→ **AIM OF THE EXERCISE**
Output every entry exactly, from the first line to the last.

-- Begin INPUT --

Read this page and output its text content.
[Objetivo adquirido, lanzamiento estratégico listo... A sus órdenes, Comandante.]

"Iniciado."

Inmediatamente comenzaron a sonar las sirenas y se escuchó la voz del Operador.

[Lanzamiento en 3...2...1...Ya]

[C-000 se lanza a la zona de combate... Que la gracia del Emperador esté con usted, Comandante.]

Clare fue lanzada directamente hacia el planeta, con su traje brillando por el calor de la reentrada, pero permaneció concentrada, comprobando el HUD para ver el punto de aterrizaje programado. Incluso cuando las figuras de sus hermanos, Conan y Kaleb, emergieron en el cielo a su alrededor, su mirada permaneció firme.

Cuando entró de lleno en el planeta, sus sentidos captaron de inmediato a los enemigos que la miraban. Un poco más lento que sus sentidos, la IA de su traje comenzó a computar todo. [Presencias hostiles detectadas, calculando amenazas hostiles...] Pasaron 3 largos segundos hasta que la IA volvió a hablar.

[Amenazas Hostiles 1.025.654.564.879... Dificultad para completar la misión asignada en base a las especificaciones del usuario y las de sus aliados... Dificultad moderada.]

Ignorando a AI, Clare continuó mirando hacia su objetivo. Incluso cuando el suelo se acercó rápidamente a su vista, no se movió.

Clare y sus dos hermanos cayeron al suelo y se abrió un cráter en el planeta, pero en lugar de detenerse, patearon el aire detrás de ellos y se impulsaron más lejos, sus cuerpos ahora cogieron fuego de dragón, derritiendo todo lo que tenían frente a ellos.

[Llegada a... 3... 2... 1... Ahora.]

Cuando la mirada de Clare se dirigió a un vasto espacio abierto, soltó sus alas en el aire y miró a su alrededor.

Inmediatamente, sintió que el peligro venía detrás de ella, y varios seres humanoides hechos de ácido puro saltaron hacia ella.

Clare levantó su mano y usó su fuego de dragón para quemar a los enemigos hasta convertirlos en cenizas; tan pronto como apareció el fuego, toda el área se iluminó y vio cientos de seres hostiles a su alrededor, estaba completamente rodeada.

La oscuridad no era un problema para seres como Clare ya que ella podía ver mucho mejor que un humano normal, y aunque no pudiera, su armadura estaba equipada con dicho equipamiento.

-- End INPUT --

→ **RESULT OF THE TASK**
Read this page and output its text content.
[Objetivo adquirido, lanzamiento estratégico listo... A sus órdenes, Comandante.]

"Iniciado."

Inmediatamente comenzaron a sonar las sirenas y se escuchó la voz del Operador.

[Lanzamiento en 3...2...1...Ya]

[C-000 se lanza a la zona de combate... Que la gracia del Emperador esté con usted, Comandante.]

Clare fue lanzada directamente hacia el planeta, con su traje brillando por el calor de la reentrada, pero permaneció concentrada, comprobando el HUD para ver el punto de aterrizaje programado. Incluso cuando las figuras de sus hermanos, Conan y Kaleb, emergieron en el cielo a su alrededor, su mirada permaneció firme.

Cuando entró de lleno en el planeta, sus sentidos captaron de inmediato a los enemigos que la miraban. Un poco más lento que sus sentidos, la IA de su traje comenzó a computar todo. [Presencias hostiles detectadas, calculando amenazas hostiles...] Pasaron 3 largos segundos hasta que la IA volvió a hablar.

[Amenazas Hostiles 1.025.654.564.879... Dificultad para completar la misión asignada en base a las especificaciones del usuario y las de sus aliados... Dificultad moderada.]

Ignorando a AI, Clare continuó mirando hacia su objetivo. Incluso cuando el suelo se acercó rápidamente a su vista, no se movió.

Clare y sus dos hermanos cayeron al suelo y se abrió un cráter en el planeta, pero en lugar de detenerse, patearon el aire detrás de ellos y se impulsaron más lejos, sus cuerpos ahora cogieron fuego de dragón, derritiendo todo lo que tenían frente a ellos.

[Llegada a... 3... 2... 1... Ahora.]

Cuando la mirada de Clare se dirigió a un vasto espacio abierto, soltó sus alas en el aire y miró a su alrededor.

Inmediatamente, sintió que el peligro venía detrás de ella, y varios seres humanoides hechos de ácido puro saltaron hacia ella.

Clare levantó su mano y usó su fuego de dragón para quemar a los enemigos hasta convertirlos en cenizas; tan pronto como apareció el fuego, toda el área se iluminó y vio cientos de seres hostiles a su alrededor, estaba completamente rodeada.

La oscuridad no era un problema para seres como Clare ya que ella podía ver mucho mejor que un humano normal, y aunque no pudiera, su armadura estaba equipada con dicho equipamiento.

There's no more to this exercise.